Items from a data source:
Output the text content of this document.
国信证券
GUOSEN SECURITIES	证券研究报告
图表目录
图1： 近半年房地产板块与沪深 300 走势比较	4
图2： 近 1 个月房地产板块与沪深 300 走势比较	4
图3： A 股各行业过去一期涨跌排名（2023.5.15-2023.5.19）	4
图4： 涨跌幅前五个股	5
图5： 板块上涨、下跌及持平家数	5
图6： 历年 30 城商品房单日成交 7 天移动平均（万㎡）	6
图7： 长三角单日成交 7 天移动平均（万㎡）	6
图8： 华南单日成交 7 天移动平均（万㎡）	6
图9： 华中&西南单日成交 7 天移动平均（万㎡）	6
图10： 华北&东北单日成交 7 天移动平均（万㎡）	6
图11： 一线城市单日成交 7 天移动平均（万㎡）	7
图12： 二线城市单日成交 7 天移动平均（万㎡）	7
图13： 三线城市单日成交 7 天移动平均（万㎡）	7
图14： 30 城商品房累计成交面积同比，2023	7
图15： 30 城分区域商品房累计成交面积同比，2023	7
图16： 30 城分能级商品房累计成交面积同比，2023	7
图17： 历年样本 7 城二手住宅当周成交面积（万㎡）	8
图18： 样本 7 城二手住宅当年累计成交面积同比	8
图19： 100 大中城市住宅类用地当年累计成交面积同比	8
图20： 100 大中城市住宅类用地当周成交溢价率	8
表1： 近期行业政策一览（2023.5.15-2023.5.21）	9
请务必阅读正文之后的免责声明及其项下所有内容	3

▸ **Goal**:
Write the entries again, exactly as they stand.

▸ **Completed exercise**:
Output the text content of this document.
国信证券
GUOSEN SECURITIES	证券研究报告
图表目录
图1： 近半年房地产板块与沪深 300 走势比较	4
图2： 近 1 个月房地产板块与沪深 300 走势比较	4
图3： A 股各行业过去一期涨跌排名（2023.5.15-2023.5.19）	4
图4： 涨跌幅前五个股	5
图5： 板块上涨、下跌及持平家数	5
图6： 历年 30 城商品房单日成交 7 天移动平均（万㎡）	6
图7： 长三角单日成交 7 天移动平均（万㎡）	6
图8： 华南单日成交 7 天移动平均（万㎡）	6
图9： 华中&西南单日成交 7 天移动平均（万㎡）	6
图10： 华北&东北单日成交 7 天移动平均（万㎡）	6
图11： 一线城市单日成交 7 天移动平均（万㎡）	7
图12： 二线城市单日成交 7 天移动平均（万㎡）	7
图13： 三线城市单日成交 7 天移动平均（万㎡）	7
图14： 30 城商品房累计成交面积同比，2023	7
图15： 30 城分区域商品房累计成交面积同比，2023	7
图16： 30 城分能级商品房累计成交面积同比，2023	7
图17： 历年样本 7 城二手住宅当周成交面积（万㎡）	8
图18： 样本 7 城二手住宅当年累计成交面积同比	8
图19： 100 大中城市住宅类用地当年累计成交面积同比	8
图20： 100 大中城市住宅类用地当周成交溢价率	8
表1： 近期行业政策一览（2023.5.15-2023.5.21）	9
请务必阅读正文之后的免责声明及其项下所有内容	3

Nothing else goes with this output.